### [RECORDS SHOWN]
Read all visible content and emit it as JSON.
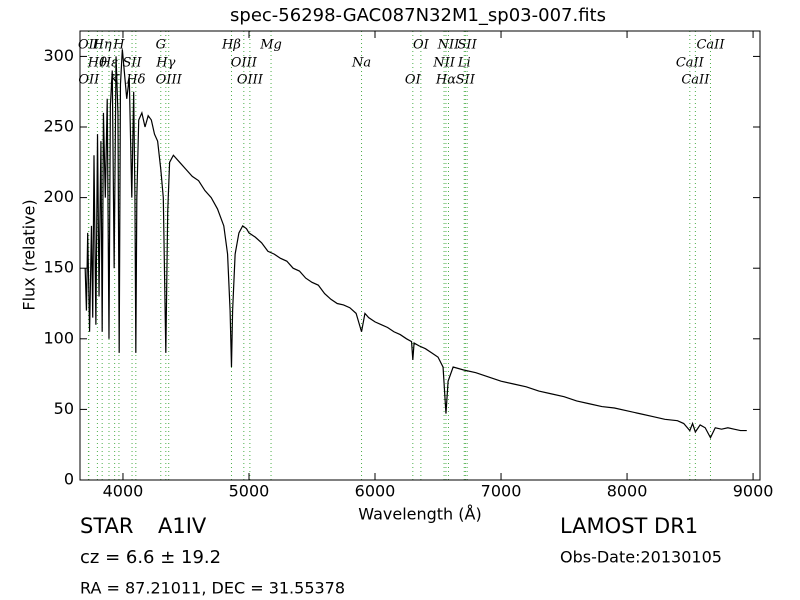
{
  "chart_data": {
    "type": "line",
    "title": "spec-56298-GAC087N32M1_sp03-007.fits",
    "x_label": "Wavelength (Å)",
    "y_label": "Flux (relative)",
    "xlim": [
      3659,
      9055
    ],
    "ylim": [
      0,
      318
    ],
    "xticks": [
      4000,
      5000,
      6000,
      7000,
      8000,
      9000
    ],
    "yticks": [
      0,
      50,
      100,
      150,
      200,
      250,
      300
    ],
    "color": "#000000",
    "marker_color": "#4daf4a",
    "x": [
      3700,
      3710,
      3720,
      3735,
      3750,
      3760,
      3770,
      3785,
      3798,
      3810,
      3825,
      3835,
      3845,
      3860,
      3875,
      3889,
      3900,
      3915,
      3930,
      3945,
      3960,
      3970,
      3980,
      3995,
      4010,
      4030,
      4050,
      4070,
      4085,
      4095,
      4102,
      4110,
      4125,
      4150,
      4175,
      4200,
      4225,
      4250,
      4275,
      4300,
      4320,
      4340,
      4355,
      4370,
      4400,
      4450,
      4500,
      4550,
      4600,
      4650,
      4700,
      4750,
      4800,
      4830,
      4850,
      4861,
      4870,
      4890,
      4920,
      4950,
      4980,
      5000,
      5050,
      5100,
      5150,
      5200,
      5250,
      5300,
      5350,
      5400,
      5450,
      5500,
      5550,
      5600,
      5650,
      5700,
      5750,
      5800,
      5850,
      5893,
      5920,
      5950,
      6000,
      6050,
      6100,
      6150,
      6200,
      6250,
      6290,
      6300,
      6310,
      6350,
      6400,
      6450,
      6500,
      6540,
      6563,
      6580,
      6620,
      6700,
      6800,
      6900,
      7000,
      7100,
      7200,
      7300,
      7400,
      7500,
      7600,
      7700,
      7800,
      7900,
      8000,
      8100,
      8200,
      8300,
      8400,
      8450,
      8498,
      8520,
      8542,
      8580,
      8620,
      8662,
      8700,
      8750,
      8800,
      8850,
      8900,
      8950
    ],
    "values": [
      150,
      120,
      175,
      105,
      180,
      115,
      230,
      110,
      245,
      130,
      240,
      105,
      260,
      200,
      270,
      100,
      265,
      290,
      150,
      300,
      260,
      90,
      280,
      305,
      290,
      270,
      285,
      200,
      275,
      200,
      90,
      200,
      255,
      260,
      250,
      258,
      255,
      245,
      240,
      220,
      200,
      90,
      190,
      225,
      230,
      225,
      220,
      215,
      212,
      205,
      200,
      192,
      180,
      160,
      120,
      80,
      120,
      160,
      175,
      180,
      178,
      175,
      172,
      168,
      162,
      160,
      157,
      155,
      150,
      148,
      143,
      140,
      138,
      132,
      128,
      125,
      124,
      122,
      118,
      105,
      118,
      115,
      112,
      110,
      108,
      105,
      103,
      100,
      98,
      85,
      97,
      95,
      93,
      90,
      87,
      80,
      47,
      70,
      80,
      78,
      76,
      73,
      70,
      68,
      66,
      63,
      61,
      59,
      56,
      54,
      52,
      51,
      49,
      47,
      45,
      43,
      42,
      40,
      35,
      40,
      34,
      39,
      37,
      30,
      37,
      36,
      37,
      36,
      35,
      35
    ],
    "line_markers": [
      {
        "label": "OII",
        "x": 3726
      },
      {
        "label": "Hθ",
        "x": 3797
      },
      {
        "label": "OII",
        "x": 3729
      },
      {
        "label": "Hη",
        "x": 3835
      },
      {
        "label": "Hε",
        "x": 3889
      },
      {
        "label": "K",
        "x": 3934
      },
      {
        "label": "H",
        "x": 3968
      },
      {
        "label": "SII",
        "x": 4072
      },
      {
        "label": "Hδ",
        "x": 4102
      },
      {
        "label": "G",
        "x": 4300
      },
      {
        "label": "Hγ",
        "x": 4340
      },
      {
        "label": "OIII",
        "x": 4363
      },
      {
        "label": "Hβ",
        "x": 4861
      },
      {
        "label": "OIII",
        "x": 4959
      },
      {
        "label": "OIII",
        "x": 5007
      },
      {
        "label": "Mg",
        "x": 5175
      },
      {
        "label": "Na",
        "x": 5893
      },
      {
        "label": "OI",
        "x": 6300
      },
      {
        "label": "OI",
        "x": 6364
      },
      {
        "label": "NII",
        "x": 6548
      },
      {
        "label": "Hα",
        "x": 6563
      },
      {
        "label": "NII",
        "x": 6583
      },
      {
        "label": "Li",
        "x": 6708
      },
      {
        "label": "SII",
        "x": 6717
      },
      {
        "label": "SII",
        "x": 6731
      },
      {
        "label": "CaII",
        "x": 8498
      },
      {
        "label": "CaII",
        "x": 8542
      },
      {
        "label": "CaII",
        "x": 8662
      }
    ]
  },
  "info": {
    "object_class": "STAR",
    "subclass": "A1IV",
    "redshift": "cz = 6.6 ± 19.2",
    "coordinates": "RA = 87.21011, DEC = 31.55378",
    "survey": "LAMOST DR1",
    "obs_date": "Obs-Date:20130105"
  }
}
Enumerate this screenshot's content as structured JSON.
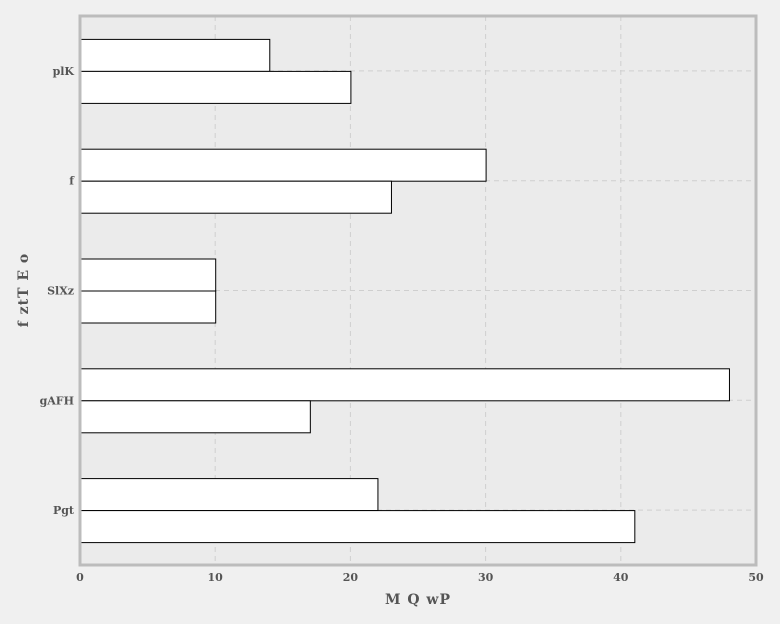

### [EXERCISE REQUIREMENTS]
Check each line of the records for "JSON" and copy the ones that contain it.

### [CORRECT RESULT]
Read all visible content and emit it as JSON.
Enumerate this screenshot's content as structured JSON.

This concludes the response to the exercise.